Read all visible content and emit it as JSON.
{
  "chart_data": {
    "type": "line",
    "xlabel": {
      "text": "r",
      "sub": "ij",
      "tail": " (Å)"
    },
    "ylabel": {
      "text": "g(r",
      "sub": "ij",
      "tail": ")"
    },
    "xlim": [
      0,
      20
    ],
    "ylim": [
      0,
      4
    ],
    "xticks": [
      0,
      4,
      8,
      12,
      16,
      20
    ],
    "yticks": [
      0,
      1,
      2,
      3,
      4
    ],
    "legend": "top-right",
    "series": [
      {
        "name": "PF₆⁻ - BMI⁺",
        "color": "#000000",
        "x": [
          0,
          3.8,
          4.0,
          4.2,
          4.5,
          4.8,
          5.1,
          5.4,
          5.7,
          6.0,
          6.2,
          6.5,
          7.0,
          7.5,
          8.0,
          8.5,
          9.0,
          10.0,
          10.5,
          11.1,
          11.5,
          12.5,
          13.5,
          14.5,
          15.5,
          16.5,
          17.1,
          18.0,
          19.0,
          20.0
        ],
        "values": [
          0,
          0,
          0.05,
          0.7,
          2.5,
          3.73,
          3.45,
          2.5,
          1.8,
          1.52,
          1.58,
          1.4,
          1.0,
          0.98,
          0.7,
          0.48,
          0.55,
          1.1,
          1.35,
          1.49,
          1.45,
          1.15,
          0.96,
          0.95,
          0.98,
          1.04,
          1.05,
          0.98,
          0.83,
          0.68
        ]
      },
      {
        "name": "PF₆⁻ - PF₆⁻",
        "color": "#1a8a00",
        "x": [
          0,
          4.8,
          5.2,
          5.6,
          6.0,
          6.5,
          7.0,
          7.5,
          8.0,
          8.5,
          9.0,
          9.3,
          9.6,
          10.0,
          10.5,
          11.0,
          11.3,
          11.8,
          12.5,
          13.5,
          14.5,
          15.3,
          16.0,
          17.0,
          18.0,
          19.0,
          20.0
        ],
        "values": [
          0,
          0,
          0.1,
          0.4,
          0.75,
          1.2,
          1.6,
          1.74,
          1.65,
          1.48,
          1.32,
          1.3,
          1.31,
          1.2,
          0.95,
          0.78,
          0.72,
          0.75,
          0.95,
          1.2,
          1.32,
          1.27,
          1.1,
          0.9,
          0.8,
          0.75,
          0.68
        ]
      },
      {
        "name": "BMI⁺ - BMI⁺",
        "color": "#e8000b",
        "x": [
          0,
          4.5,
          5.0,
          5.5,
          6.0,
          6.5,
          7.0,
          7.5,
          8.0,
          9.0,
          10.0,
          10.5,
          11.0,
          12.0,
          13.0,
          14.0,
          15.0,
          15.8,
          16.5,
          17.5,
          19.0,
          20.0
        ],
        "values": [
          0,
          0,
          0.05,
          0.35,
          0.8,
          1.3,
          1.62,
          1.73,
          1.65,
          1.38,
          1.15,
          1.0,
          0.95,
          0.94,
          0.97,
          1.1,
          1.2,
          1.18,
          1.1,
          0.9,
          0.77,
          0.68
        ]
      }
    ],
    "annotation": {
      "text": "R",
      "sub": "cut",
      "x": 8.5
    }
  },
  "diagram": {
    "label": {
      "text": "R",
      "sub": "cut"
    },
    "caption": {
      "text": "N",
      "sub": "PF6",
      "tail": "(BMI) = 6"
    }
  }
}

□ □ □

§ PROBLEM TO SOLVE: Every line of the data above should be reproduced word for word.

§ TASK RESULT:
Read all visible content and emit it as JSON.
{
  "chart_data": {
    "type": "line",
    "xlabel": {
      "text": "r",
      "sub": "ij",
      "tail": " (Å)"
    },
    "ylabel": {
      "text": "g(r",
      "sub": "ij",
      "tail": ")"
    },
    "xlim": [
      0,
      20
    ],
    "ylim": [
      0,
      4
    ],
    "xticks": [
      0,
      4,
      8,
      12,
      16,
      20
    ],
    "yticks": [
      0,
      1,
      2,
      3,
      4
    ],
    "legend": "top-right",
    "series": [
      {
        "name": "PF₆⁻ - BMI⁺",
        "color": "#000000",
        "x": [
          0,
          3.8,
          4.0,
          4.2,
          4.5,
          4.8,
          5.1,
          5.4,
          5.7,
          6.0,
          6.2,
          6.5,
          7.0,
          7.5,
          8.0,
          8.5,
          9.0,
          10.0,
          10.5,
          11.1,
          11.5,
          12.5,
          13.5,
          14.5,
          15.5,
          16.5,
          17.1,
          18.0,
          19.0,
          20.0
        ],
        "values": [
          0,
          0,
          0.05,
          0.7,
          2.5,
          3.73,
          3.45,
          2.5,
          1.8,
          1.52,
          1.58,
          1.4,
          1.0,
          0.98,
          0.7,
          0.48,
          0.55,
          1.1,
          1.35,
          1.49,
          1.45,
          1.15,
          0.96,
          0.95,
          0.98,
          1.04,
          1.05,
          0.98,
          0.83,
          0.68
        ]
      },
      {
        "name": "PF₆⁻ - PF₆⁻",
        "color": "#1a8a00",
        "x": [
          0,
          4.8,
          5.2,
          5.6,
          6.0,
          6.5,
          7.0,
          7.5,
          8.0,
          8.5,
          9.0,
          9.3,
          9.6,
          10.0,
          10.5,
          11.0,
          11.3,
          11.8,
          12.5,
          13.5,
          14.5,
          15.3,
          16.0,
          17.0,
          18.0,
          19.0,
          20.0
        ],
        "values": [
          0,
          0,
          0.1,
          0.4,
          0.75,
          1.2,
          1.6,
          1.74,
          1.65,
          1.48,
          1.32,
          1.3,
          1.31,
          1.2,
          0.95,
          0.78,
          0.72,
          0.75,
          0.95,
          1.2,
          1.32,
          1.27,
          1.1,
          0.9,
          0.8,
          0.75,
          0.68
        ]
      },
      {
        "name": "BMI⁺ - BMI⁺",
        "color": "#e8000b",
        "x": [
          0,
          4.5,
          5.0,
          5.5,
          6.0,
          6.5,
          7.0,
          7.5,
          8.0,
          9.0,
          10.0,
          10.5,
          11.0,
          12.0,
          13.0,
          14.0,
          15.0,
          15.8,
          16.5,
          17.5,
          19.0,
          20.0
        ],
        "values": [
          0,
          0,
          0.05,
          0.35,
          0.8,
          1.3,
          1.62,
          1.73,
          1.65,
          1.38,
          1.15,
          1.0,
          0.95,
          0.94,
          0.97,
          1.1,
          1.2,
          1.18,
          1.1,
          0.9,
          0.77,
          0.68
        ]
      }
    ],
    "annotation": {
      "text": "R",
      "sub": "cut",
      "x": 8.5
    }
  },
  "diagram": {
    "label": {
      "text": "R",
      "sub": "cut"
    },
    "caption": {
      "text": "N",
      "sub": "PF6",
      "tail": "(BMI) = 6"
    }
  }
}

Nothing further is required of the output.